Figure data in JSON

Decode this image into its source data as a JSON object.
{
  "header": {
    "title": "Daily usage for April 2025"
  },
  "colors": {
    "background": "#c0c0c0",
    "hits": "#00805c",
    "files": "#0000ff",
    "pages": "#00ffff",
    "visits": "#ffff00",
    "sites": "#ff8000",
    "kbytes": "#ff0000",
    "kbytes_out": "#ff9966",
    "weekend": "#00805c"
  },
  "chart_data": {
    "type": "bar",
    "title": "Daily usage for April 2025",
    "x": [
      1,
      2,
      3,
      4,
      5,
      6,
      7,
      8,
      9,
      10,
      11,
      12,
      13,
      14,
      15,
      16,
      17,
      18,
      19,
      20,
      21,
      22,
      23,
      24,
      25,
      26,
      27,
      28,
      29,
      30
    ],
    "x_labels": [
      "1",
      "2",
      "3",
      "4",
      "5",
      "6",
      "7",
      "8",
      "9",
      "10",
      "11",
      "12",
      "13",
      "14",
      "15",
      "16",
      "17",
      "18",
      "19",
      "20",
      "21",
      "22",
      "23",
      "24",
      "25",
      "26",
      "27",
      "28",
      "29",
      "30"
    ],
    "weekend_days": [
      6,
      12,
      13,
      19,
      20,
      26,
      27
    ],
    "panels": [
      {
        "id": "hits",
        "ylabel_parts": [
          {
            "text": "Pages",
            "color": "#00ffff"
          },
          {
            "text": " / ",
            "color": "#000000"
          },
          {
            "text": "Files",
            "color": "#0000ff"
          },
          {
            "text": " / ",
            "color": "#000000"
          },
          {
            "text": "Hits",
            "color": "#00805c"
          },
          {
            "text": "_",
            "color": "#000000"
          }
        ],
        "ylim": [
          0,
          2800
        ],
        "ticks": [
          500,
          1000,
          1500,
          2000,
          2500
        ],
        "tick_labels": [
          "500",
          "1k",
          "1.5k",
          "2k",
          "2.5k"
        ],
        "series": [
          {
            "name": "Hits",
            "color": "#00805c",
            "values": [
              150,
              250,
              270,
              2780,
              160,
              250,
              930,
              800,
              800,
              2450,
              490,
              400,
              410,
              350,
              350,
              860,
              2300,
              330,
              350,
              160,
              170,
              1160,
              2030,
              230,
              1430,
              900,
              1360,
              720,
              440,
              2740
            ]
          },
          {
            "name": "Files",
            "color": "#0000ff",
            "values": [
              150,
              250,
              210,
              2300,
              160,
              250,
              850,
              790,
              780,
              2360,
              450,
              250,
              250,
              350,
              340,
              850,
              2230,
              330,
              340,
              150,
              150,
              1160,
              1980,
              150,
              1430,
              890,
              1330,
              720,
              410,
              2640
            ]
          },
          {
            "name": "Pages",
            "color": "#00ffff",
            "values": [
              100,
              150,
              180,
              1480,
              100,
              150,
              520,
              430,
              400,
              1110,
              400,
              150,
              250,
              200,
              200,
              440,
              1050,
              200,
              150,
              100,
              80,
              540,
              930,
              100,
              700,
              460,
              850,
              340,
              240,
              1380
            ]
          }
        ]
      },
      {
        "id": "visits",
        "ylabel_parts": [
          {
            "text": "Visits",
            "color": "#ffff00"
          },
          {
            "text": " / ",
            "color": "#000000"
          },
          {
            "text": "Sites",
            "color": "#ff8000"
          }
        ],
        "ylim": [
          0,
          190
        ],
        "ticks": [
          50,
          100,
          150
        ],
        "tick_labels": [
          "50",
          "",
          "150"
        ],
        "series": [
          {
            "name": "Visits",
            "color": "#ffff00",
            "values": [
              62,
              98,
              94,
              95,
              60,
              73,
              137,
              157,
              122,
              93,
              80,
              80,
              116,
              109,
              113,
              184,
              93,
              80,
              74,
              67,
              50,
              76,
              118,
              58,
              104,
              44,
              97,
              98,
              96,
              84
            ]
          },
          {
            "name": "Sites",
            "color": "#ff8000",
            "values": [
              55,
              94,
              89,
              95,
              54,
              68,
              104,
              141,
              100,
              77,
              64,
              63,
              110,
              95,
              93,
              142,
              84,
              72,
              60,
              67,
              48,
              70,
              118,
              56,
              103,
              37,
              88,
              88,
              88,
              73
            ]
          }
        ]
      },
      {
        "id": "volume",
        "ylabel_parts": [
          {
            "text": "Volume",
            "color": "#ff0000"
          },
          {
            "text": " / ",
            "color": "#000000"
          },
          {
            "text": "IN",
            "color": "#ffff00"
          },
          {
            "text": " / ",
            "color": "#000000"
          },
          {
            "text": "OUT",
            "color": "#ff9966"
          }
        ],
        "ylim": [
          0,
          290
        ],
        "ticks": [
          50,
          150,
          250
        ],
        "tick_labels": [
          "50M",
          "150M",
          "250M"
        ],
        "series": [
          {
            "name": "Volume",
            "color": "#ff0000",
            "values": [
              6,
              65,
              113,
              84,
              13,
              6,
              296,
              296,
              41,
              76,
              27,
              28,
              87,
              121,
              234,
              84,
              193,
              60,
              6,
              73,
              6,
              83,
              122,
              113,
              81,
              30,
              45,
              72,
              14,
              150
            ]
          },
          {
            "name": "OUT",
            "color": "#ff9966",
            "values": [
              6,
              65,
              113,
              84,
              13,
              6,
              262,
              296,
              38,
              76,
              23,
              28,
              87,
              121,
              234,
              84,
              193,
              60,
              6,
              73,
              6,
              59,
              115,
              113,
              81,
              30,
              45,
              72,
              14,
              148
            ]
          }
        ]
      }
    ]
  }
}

* _THE REQUEST_
Retype the material in full, character for character.

* _OUTPUT FOR THIS EXERCISE_
Decode this image into its source data as a JSON object.
{
  "header": {
    "title": "Daily usage for April 2025"
  },
  "colors": {
    "background": "#c0c0c0",
    "hits": "#00805c",
    "files": "#0000ff",
    "pages": "#00ffff",
    "visits": "#ffff00",
    "sites": "#ff8000",
    "kbytes": "#ff0000",
    "kbytes_out": "#ff9966",
    "weekend": "#00805c"
  },
  "chart_data": {
    "type": "bar",
    "title": "Daily usage for April 2025",
    "x": [
      1,
      2,
      3,
      4,
      5,
      6,
      7,
      8,
      9,
      10,
      11,
      12,
      13,
      14,
      15,
      16,
      17,
      18,
      19,
      20,
      21,
      22,
      23,
      24,
      25,
      26,
      27,
      28,
      29,
      30
    ],
    "x_labels": [
      "1",
      "2",
      "3",
      "4",
      "5",
      "6",
      "7",
      "8",
      "9",
      "10",
      "11",
      "12",
      "13",
      "14",
      "15",
      "16",
      "17",
      "18",
      "19",
      "20",
      "21",
      "22",
      "23",
      "24",
      "25",
      "26",
      "27",
      "28",
      "29",
      "30"
    ],
    "weekend_days": [
      6,
      12,
      13,
      19,
      20,
      26,
      27
    ],
    "panels": [
      {
        "id": "hits",
        "ylabel_parts": [
          {
            "text": "Pages",
            "color": "#00ffff"
          },
          {
            "text": " / ",
            "color": "#000000"
          },
          {
            "text": "Files",
            "color": "#0000ff"
          },
          {
            "text": " / ",
            "color": "#000000"
          },
          {
            "text": "Hits",
            "color": "#00805c"
          },
          {
            "text": "_",
            "color": "#000000"
          }
        ],
        "ylim": [
          0,
          2800
        ],
        "ticks": [
          500,
          1000,
          1500,
          2000,
          2500
        ],
        "tick_labels": [
          "500",
          "1k",
          "1.5k",
          "2k",
          "2.5k"
        ],
        "series": [
          {
            "name": "Hits",
            "color": "#00805c",
            "values": [
              150,
              250,
              270,
              2780,
              160,
              250,
              930,
              800,
              800,
              2450,
              490,
              400,
              410,
              350,
              350,
              860,
              2300,
              330,
              350,
              160,
              170,
              1160,
              2030,
              230,
              1430,
              900,
              1360,
              720,
              440,
              2740
            ]
          },
          {
            "name": "Files",
            "color": "#0000ff",
            "values": [
              150,
              250,
              210,
              2300,
              160,
              250,
              850,
              790,
              780,
              2360,
              450,
              250,
              250,
              350,
              340,
              850,
              2230,
              330,
              340,
              150,
              150,
              1160,
              1980,
              150,
              1430,
              890,
              1330,
              720,
              410,
              2640
            ]
          },
          {
            "name": "Pages",
            "color": "#00ffff",
            "values": [
              100,
              150,
              180,
              1480,
              100,
              150,
              520,
              430,
              400,
              1110,
              400,
              150,
              250,
              200,
              200,
              440,
              1050,
              200,
              150,
              100,
              80,
              540,
              930,
              100,
              700,
              460,
              850,
              340,
              240,
              1380
            ]
          }
        ]
      },
      {
        "id": "visits",
        "ylabel_parts": [
          {
            "text": "Visits",
            "color": "#ffff00"
          },
          {
            "text": " / ",
            "color": "#000000"
          },
          {
            "text": "Sites",
            "color": "#ff8000"
          }
        ],
        "ylim": [
          0,
          190
        ],
        "ticks": [
          50,
          100,
          150
        ],
        "tick_labels": [
          "50",
          "",
          "150"
        ],
        "series": [
          {
            "name": "Visits",
            "color": "#ffff00",
            "values": [
              62,
              98,
              94,
              95,
              60,
              73,
              137,
              157,
              122,
              93,
              80,
              80,
              116,
              109,
              113,
              184,
              93,
              80,
              74,
              67,
              50,
              76,
              118,
              58,
              104,
              44,
              97,
              98,
              96,
              84
            ]
          },
          {
            "name": "Sites",
            "color": "#ff8000",
            "values": [
              55,
              94,
              89,
              95,
              54,
              68,
              104,
              141,
              100,
              77,
              64,
              63,
              110,
              95,
              93,
              142,
              84,
              72,
              60,
              67,
              48,
              70,
              118,
              56,
              103,
              37,
              88,
              88,
              88,
              73
            ]
          }
        ]
      },
      {
        "id": "volume",
        "ylabel_parts": [
          {
            "text": "Volume",
            "color": "#ff0000"
          },
          {
            "text": " / ",
            "color": "#000000"
          },
          {
            "text": "IN",
            "color": "#ffff00"
          },
          {
            "text": " / ",
            "color": "#000000"
          },
          {
            "text": "OUT",
            "color": "#ff9966"
          }
        ],
        "ylim": [
          0,
          290
        ],
        "ticks": [
          50,
          150,
          250
        ],
        "tick_labels": [
          "50M",
          "150M",
          "250M"
        ],
        "series": [
          {
            "name": "Volume",
            "color": "#ff0000",
            "values": [
              6,
              65,
              113,
              84,
              13,
              6,
              296,
              296,
              41,
              76,
              27,
              28,
              87,
              121,
              234,
              84,
              193,
              60,
              6,
              73,
              6,
              83,
              122,
              113,
              81,
              30,
              45,
              72,
              14,
              150
            ]
          },
          {
            "name": "OUT",
            "color": "#ff9966",
            "values": [
              6,
              65,
              113,
              84,
              13,
              6,
              262,
              296,
              38,
              76,
              23,
              28,
              87,
              121,
              234,
              84,
              193,
              60,
              6,
              73,
              6,
              59,
              115,
              113,
              81,
              30,
              45,
              72,
              14,
              148
            ]
          }
        ]
      }
    ]
  }
}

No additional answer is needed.